OBJECTIVE:
Pick out every line in the data below that holds "JSON".

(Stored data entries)
#####

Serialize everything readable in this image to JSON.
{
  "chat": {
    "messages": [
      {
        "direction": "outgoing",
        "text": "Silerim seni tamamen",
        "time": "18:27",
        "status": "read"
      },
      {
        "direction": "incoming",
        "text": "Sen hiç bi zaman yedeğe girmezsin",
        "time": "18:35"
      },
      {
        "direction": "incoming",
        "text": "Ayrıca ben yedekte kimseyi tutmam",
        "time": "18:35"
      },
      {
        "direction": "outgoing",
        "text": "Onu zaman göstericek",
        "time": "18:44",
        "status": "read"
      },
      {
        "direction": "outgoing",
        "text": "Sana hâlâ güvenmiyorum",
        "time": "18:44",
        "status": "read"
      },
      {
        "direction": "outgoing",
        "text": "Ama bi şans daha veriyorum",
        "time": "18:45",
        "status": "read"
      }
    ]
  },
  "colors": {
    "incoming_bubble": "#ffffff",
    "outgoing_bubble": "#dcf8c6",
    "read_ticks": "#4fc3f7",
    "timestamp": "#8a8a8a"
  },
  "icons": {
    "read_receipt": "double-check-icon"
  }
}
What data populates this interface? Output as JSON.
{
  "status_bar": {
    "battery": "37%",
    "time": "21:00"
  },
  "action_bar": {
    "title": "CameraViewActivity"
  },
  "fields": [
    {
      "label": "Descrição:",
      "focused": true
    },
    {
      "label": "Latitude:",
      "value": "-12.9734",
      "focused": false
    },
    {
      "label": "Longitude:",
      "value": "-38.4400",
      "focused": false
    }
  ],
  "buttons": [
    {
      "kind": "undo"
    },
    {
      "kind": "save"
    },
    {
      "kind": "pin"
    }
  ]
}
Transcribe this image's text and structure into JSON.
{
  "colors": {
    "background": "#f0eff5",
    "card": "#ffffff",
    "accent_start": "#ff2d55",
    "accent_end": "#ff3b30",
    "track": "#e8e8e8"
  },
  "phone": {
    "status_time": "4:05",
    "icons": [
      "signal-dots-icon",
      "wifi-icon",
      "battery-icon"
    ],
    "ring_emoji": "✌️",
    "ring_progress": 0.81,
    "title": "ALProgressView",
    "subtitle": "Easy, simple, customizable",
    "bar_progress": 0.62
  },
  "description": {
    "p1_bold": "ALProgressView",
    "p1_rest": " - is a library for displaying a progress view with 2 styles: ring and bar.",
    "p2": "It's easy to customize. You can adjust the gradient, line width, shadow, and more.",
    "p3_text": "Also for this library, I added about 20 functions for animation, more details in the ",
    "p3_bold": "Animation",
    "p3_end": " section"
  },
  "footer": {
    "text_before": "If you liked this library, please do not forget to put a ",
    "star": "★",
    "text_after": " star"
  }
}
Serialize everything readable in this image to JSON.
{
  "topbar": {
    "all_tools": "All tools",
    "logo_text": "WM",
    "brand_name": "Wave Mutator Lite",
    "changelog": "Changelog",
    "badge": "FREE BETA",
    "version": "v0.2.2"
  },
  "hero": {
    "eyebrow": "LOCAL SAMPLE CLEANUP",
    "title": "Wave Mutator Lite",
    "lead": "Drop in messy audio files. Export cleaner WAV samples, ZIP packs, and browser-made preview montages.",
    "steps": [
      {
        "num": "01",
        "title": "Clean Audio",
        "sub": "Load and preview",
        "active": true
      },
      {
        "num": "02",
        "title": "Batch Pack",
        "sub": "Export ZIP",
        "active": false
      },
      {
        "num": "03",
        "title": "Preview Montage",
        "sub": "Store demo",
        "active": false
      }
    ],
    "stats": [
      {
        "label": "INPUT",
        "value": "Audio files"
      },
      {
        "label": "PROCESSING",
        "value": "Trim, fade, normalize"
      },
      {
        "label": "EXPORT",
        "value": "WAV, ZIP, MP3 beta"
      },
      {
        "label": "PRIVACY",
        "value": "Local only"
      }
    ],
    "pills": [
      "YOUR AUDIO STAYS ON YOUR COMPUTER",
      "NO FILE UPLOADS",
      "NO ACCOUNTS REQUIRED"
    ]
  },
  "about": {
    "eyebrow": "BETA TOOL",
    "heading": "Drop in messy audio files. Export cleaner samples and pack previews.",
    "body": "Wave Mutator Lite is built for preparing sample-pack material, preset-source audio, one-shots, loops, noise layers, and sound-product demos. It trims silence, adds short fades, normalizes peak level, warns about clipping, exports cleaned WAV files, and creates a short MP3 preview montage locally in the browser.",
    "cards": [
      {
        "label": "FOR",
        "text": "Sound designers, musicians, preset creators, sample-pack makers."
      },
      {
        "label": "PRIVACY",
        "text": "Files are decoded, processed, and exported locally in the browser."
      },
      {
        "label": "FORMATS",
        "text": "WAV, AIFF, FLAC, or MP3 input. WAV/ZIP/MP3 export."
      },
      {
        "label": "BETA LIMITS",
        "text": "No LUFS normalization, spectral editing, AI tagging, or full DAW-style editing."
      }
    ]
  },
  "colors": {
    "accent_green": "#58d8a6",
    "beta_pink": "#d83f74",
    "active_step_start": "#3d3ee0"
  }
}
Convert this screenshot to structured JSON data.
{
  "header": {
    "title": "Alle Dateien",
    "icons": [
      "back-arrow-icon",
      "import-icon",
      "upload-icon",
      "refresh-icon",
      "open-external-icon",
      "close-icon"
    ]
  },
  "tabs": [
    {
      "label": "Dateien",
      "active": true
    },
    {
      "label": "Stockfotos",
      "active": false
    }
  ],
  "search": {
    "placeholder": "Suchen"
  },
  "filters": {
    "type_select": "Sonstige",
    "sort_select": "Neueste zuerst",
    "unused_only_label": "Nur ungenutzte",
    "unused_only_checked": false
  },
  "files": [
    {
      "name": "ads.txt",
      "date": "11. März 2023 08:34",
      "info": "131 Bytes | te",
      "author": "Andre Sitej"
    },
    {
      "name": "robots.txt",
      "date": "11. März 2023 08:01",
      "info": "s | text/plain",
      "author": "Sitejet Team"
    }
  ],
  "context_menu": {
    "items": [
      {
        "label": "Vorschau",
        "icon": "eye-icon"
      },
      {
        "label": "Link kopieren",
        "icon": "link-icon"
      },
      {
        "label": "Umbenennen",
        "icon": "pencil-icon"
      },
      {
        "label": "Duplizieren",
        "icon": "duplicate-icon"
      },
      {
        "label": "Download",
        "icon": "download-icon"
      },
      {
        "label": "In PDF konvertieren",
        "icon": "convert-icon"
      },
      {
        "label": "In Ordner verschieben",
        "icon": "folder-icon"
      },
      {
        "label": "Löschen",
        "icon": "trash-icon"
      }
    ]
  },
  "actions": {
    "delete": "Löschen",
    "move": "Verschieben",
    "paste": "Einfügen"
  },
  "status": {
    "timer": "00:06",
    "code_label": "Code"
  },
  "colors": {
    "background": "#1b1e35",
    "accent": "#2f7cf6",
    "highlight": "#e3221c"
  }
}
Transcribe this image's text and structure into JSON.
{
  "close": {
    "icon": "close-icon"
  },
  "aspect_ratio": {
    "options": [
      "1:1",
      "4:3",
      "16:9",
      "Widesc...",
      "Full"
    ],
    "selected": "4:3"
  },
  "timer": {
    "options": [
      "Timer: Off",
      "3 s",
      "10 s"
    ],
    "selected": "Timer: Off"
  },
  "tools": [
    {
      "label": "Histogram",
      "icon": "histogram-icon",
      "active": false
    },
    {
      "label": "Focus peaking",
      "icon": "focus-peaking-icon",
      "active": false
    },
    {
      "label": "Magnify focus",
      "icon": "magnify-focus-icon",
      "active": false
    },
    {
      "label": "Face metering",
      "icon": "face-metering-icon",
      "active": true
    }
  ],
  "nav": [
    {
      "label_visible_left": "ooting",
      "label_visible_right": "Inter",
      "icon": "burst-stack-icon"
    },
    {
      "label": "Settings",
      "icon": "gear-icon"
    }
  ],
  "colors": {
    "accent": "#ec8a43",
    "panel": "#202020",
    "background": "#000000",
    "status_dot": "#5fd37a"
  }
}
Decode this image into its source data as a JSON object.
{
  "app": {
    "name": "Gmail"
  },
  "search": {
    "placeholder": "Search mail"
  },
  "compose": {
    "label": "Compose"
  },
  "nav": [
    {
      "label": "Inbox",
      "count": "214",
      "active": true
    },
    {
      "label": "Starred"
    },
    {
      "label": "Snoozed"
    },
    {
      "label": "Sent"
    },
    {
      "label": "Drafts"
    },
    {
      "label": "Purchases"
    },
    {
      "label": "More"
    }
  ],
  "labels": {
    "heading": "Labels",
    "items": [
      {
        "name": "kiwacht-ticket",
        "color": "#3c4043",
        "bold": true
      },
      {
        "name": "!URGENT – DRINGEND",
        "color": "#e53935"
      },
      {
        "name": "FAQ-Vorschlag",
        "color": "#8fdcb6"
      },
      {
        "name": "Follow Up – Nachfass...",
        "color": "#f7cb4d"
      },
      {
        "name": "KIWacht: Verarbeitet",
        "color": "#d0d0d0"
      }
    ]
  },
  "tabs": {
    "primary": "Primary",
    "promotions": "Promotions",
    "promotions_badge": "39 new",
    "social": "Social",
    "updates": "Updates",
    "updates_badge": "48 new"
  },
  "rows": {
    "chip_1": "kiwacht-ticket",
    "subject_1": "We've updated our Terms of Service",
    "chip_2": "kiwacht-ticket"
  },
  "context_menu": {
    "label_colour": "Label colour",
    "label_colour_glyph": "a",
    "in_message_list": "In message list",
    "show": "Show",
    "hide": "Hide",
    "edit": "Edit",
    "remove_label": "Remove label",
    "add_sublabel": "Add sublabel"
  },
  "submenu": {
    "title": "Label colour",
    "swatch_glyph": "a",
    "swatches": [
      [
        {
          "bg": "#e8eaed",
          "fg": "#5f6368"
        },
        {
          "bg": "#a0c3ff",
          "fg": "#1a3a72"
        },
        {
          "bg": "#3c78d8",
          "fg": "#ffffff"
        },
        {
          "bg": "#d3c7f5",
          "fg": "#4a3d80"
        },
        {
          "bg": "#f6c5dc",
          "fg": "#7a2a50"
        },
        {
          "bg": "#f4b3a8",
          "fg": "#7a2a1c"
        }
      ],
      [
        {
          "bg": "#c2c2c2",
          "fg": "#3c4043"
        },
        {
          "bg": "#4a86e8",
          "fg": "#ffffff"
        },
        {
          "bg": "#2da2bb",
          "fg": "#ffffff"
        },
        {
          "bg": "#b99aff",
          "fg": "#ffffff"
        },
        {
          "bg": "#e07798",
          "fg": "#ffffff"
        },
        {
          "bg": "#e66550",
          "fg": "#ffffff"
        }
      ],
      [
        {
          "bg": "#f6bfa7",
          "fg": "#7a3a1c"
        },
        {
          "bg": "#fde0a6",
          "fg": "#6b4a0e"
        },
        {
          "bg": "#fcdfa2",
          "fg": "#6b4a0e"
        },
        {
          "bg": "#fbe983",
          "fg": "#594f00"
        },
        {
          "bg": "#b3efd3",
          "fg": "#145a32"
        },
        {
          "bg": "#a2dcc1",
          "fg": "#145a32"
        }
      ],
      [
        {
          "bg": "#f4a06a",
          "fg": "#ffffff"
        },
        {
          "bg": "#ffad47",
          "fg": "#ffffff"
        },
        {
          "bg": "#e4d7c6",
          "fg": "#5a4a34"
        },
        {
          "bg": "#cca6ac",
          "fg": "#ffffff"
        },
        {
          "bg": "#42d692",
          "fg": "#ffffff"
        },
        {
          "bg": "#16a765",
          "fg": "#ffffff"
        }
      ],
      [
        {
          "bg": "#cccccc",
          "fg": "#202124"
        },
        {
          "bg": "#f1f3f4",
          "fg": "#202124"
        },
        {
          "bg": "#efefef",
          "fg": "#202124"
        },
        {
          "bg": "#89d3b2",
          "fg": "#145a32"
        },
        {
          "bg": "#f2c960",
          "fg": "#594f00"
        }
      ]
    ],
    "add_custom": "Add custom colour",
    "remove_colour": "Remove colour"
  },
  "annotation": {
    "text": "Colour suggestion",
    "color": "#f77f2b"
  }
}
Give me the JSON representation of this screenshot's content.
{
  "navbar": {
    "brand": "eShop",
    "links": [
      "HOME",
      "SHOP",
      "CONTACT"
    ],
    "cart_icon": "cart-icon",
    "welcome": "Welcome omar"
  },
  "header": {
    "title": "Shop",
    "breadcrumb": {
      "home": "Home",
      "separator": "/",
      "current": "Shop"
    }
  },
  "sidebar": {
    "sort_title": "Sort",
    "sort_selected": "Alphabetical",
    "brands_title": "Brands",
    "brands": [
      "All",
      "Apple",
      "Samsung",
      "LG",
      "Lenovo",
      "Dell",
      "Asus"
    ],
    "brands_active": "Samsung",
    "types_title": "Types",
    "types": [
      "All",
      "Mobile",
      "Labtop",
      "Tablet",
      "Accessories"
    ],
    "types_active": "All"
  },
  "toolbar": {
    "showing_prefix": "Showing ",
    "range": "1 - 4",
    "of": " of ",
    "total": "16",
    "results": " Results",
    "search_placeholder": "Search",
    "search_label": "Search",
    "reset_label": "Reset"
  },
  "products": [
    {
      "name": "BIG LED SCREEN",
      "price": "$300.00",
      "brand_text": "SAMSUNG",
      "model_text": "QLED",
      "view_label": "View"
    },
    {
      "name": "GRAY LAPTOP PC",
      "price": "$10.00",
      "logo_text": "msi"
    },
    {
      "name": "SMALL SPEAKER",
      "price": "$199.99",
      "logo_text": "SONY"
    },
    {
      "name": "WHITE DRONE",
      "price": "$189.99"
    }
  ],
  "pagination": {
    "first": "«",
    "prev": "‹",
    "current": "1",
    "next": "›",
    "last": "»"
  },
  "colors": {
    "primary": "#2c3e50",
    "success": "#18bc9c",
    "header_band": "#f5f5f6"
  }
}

#####

EXPECTED OUTPUT:
Serialize everything readable in this image to JSON.
What data populates this interface? Output as JSON.
Transcribe this image's text and structure into JSON.
Serialize everything readable in this image to JSON.
Convert this screenshot to structured JSON data.
Transcribe this image's text and structure into JSON.
Decode this image into its source data as a JSON object.
Give me the JSON representation of this screenshot's content.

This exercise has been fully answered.